Dataset items
## Start

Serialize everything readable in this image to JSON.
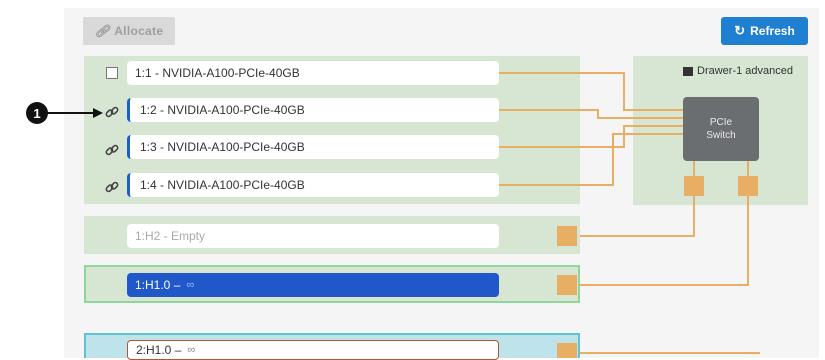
{
  "toolbar": {
    "allocate_label": "Allocate",
    "refresh_label": "Refresh"
  },
  "drawer": {
    "label": "Drawer-1 advanced",
    "switch_line1": "PCIe",
    "switch_line2": "Switch"
  },
  "gpus": [
    {
      "label": "1:1 - NVIDIA-A100-PCIe-40GB",
      "control": "checkbox"
    },
    {
      "label": "1:2 - NVIDIA-A100-PCIe-40GB",
      "control": "link"
    },
    {
      "label": "1:3 - NVIDIA-A100-PCIe-40GB",
      "control": "link"
    },
    {
      "label": "1:4 - NVIDIA-A100-PCIe-40GB",
      "control": "link"
    }
  ],
  "hosts": [
    {
      "label": "1:H2 - Empty",
      "state": "empty"
    },
    {
      "label": "1:H1.0 –",
      "state": "selected"
    },
    {
      "label": "2:H1.0 –",
      "state": "outlined"
    }
  ],
  "callout": {
    "number": "1"
  },
  "colors": {
    "accent": "#1f7fd0",
    "group_bg": "#d6e6d3",
    "wire": "#e8ae63",
    "switch": "#6b6e71",
    "host_selected": "#2158c9"
  }
}
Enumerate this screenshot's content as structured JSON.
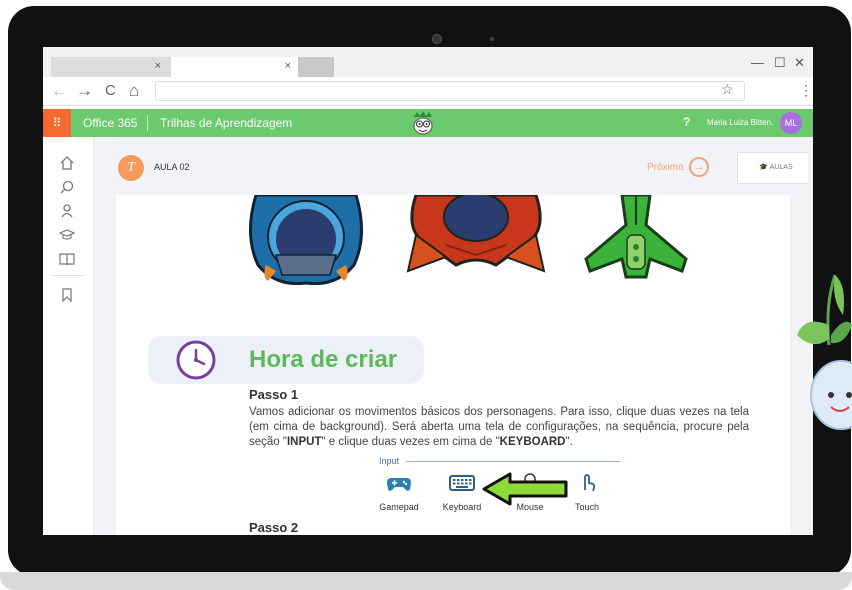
{
  "browser": {
    "tabs": [
      {
        "close": "×"
      },
      {
        "close": "×"
      },
      {
        "close": ""
      }
    ],
    "window_controls": {
      "minimize": "—",
      "maximize": "☐",
      "close": "✕"
    },
    "nav": {
      "back": "←",
      "forward": "→",
      "reload": "C",
      "home": "⌂"
    },
    "star": "☆",
    "menu": "⋮"
  },
  "o365": {
    "grid_icon": "⠿",
    "brand": "Office 365",
    "app_name": "Trilhas de Aprendizagem",
    "help": "?",
    "user_name": "Maria Luiza Bitten.",
    "avatar_initials": "ML",
    "accent_color": "#6bc96e"
  },
  "leftnav": {
    "icons": [
      "home-icon",
      "search-icon",
      "user-icon",
      "graduation-cap-icon",
      "book-icon",
      "bookmark-icon"
    ],
    "glyphs": [
      "⌂",
      "⚲",
      "♙",
      "🎓",
      "📖",
      "🔖"
    ]
  },
  "lesson": {
    "badge_letter": "T",
    "title": "AULA 02",
    "next_label": "Próximo",
    "next_arrow": "→",
    "aulas_label": "AULAS"
  },
  "body": {
    "section_title": "Hora de criar",
    "step1_title": "Passo 1",
    "step1_text_a": "Vamos adicionar os movimentos básicos dos personagens. Para isso, clique duas vezes na tela (em cima de background). Será aberta uma tela de configurações, na sequência, procure pela seção \"",
    "step1_bold_input": "INPUT",
    "step1_text_b": "\" e clique duas vezes em cima de \"",
    "step1_bold_keyboard": "KEYBOARD",
    "step1_text_c": "\".",
    "input_group_label": "Input",
    "devices": [
      "Gamepad",
      "Keyboard",
      "Mouse",
      "Touch"
    ],
    "step2_title": "Passo 2"
  }
}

## End

## TASK REQUIREMENTS:
Skip the pictures and print each record exactly as it stands.

## FULL ANSWER:
Serialize everything readable in this image to JSON.
{
  "toolbar": {
    "allocate_label": "Allocate",
    "refresh_label": "Refresh"
  },
  "drawer": {
    "label": "Drawer-1 advanced",
    "switch_line1": "PCIe",
    "switch_line2": "Switch"
  },
  "gpus": [
    {
      "label": "1:1 - NVIDIA-A100-PCIe-40GB",
      "control": "checkbox"
    },
    {
      "label": "1:2 - NVIDIA-A100-PCIe-40GB",
      "control": "link"
    },
    {
      "label": "1:3 - NVIDIA-A100-PCIe-40GB",
      "control": "link"
    },
    {
      "label": "1:4 - NVIDIA-A100-PCIe-40GB",
      "control": "link"
    }
  ],
  "hosts": [
    {
      "label": "1:H2 - Empty",
      "state": "empty"
    },
    {
      "label": "1:H1.0 –",
      "state": "selected"
    },
    {
      "label": "2:H1.0 –",
      "state": "outlined"
    }
  ],
  "callout": {
    "number": "1"
  },
  "colors": {
    "accent": "#1f7fd0",
    "group_bg": "#d6e6d3",
    "wire": "#e8ae63",
    "switch": "#6b6e71",
    "host_selected": "#2158c9"
  }
}
Enumerate this screenshot's content as structured JSON.
{
  "browser": {
    "tabs": [
      {
        "close": "×"
      },
      {
        "close": "×"
      },
      {
        "close": ""
      }
    ],
    "window_controls": {
      "minimize": "—",
      "maximize": "☐",
      "close": "✕"
    },
    "nav": {
      "back": "←",
      "forward": "→",
      "reload": "C",
      "home": "⌂"
    },
    "star": "☆",
    "menu": "⋮"
  },
  "o365": {
    "grid_icon": "⠿",
    "brand": "Office 365",
    "app_name": "Trilhas de Aprendizagem",
    "help": "?",
    "user_name": "Maria Luiza Bitten.",
    "avatar_initials": "ML",
    "accent_color": "#6bc96e"
  },
  "leftnav": {
    "icons": [
      "home-icon",
      "search-icon",
      "user-icon",
      "graduation-cap-icon",
      "book-icon",
      "bookmark-icon"
    ],
    "glyphs": [
      "⌂",
      "⚲",
      "♙",
      "🎓",
      "📖",
      "🔖"
    ]
  },
  "lesson": {
    "badge_letter": "T",
    "title": "AULA 02",
    "next_label": "Próximo",
    "next_arrow": "→",
    "aulas_label": "AULAS"
  },
  "body": {
    "section_title": "Hora de criar",
    "step1_title": "Passo 1",
    "step1_text_a": "Vamos adicionar os movimentos básicos dos personagens. Para isso, clique duas vezes na tela (em cima de background). Será aberta uma tela de configurações, na sequência, procure pela seção \"",
    "step1_bold_input": "INPUT",
    "step1_text_b": "\" e clique duas vezes em cima de \"",
    "step1_bold_keyboard": "KEYBOARD",
    "step1_text_c": "\".",
    "input_group_label": "Input",
    "devices": [
      "Gamepad",
      "Keyboard",
      "Mouse",
      "Touch"
    ],
    "step2_title": "Passo 2"
  }
}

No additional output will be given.